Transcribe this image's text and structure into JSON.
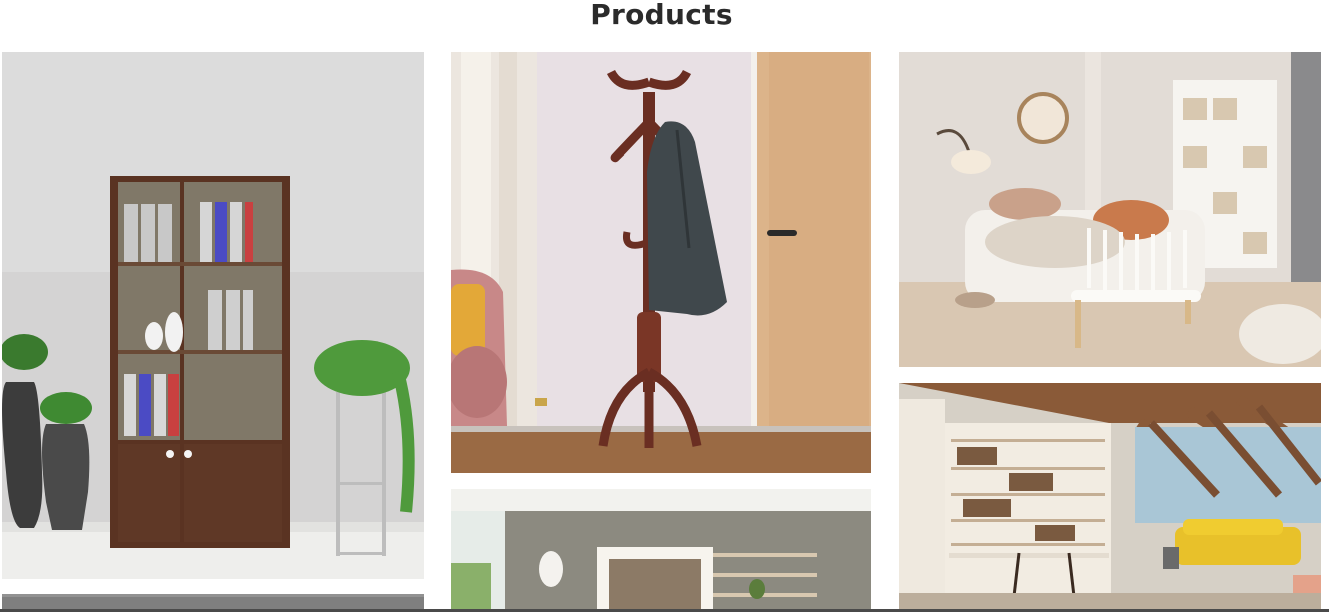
{
  "page": {
    "title": "Products"
  },
  "products": [
    {
      "name": "glass-door-cabinet"
    },
    {
      "name": "coat-rack-stand"
    },
    {
      "name": "kids-room-daybed"
    },
    {
      "name": "study-room-interior"
    },
    {
      "name": "loft-library-interior"
    },
    {
      "name": "grey-cabinet-partial"
    }
  ],
  "colors": {
    "title": "#2b2b2b",
    "walnut": "#5a3322",
    "background": "#ffffff"
  }
}
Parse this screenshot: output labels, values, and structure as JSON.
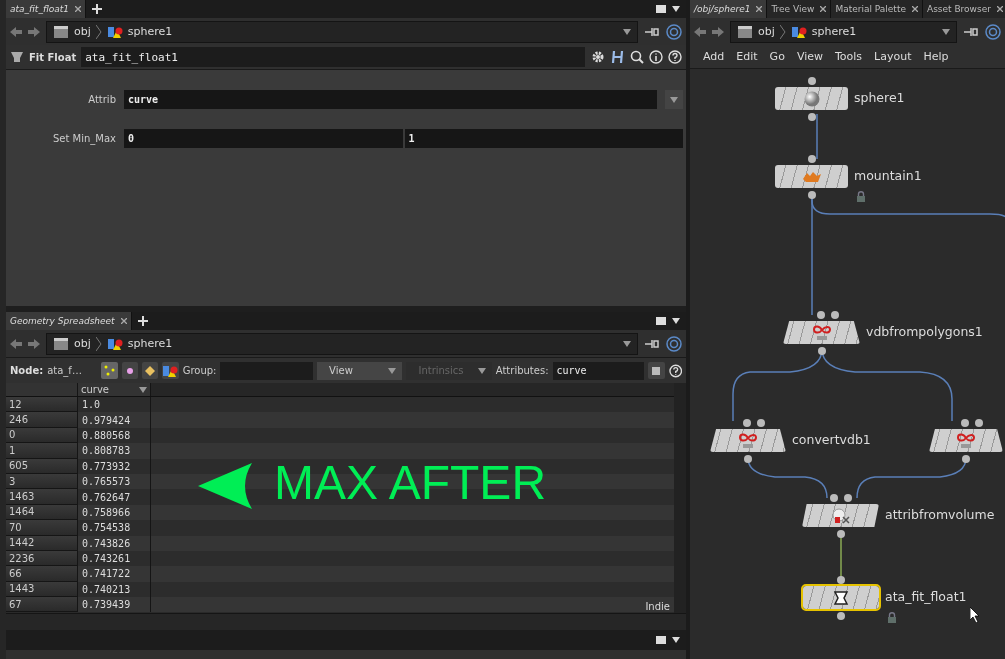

(Exercise aim):
Without the pictures, write out all of the material exactly.

(Reply to the task):
Transcribe this image's text and structure into JSON.
{
  "page": {
    "title": "Products"
  },
  "products": [
    {
      "name": "glass-door-cabinet"
    },
    {
      "name": "coat-rack-stand"
    },
    {
      "name": "kids-room-daybed"
    },
    {
      "name": "study-room-interior"
    },
    {
      "name": "loft-library-interior"
    },
    {
      "name": "grey-cabinet-partial"
    }
  ],
  "colors": {
    "title": "#2b2b2b",
    "walnut": "#5a3322",
    "background": "#ffffff"
  }
}
Parse this screenshot: output labels, values, and structure as JSON.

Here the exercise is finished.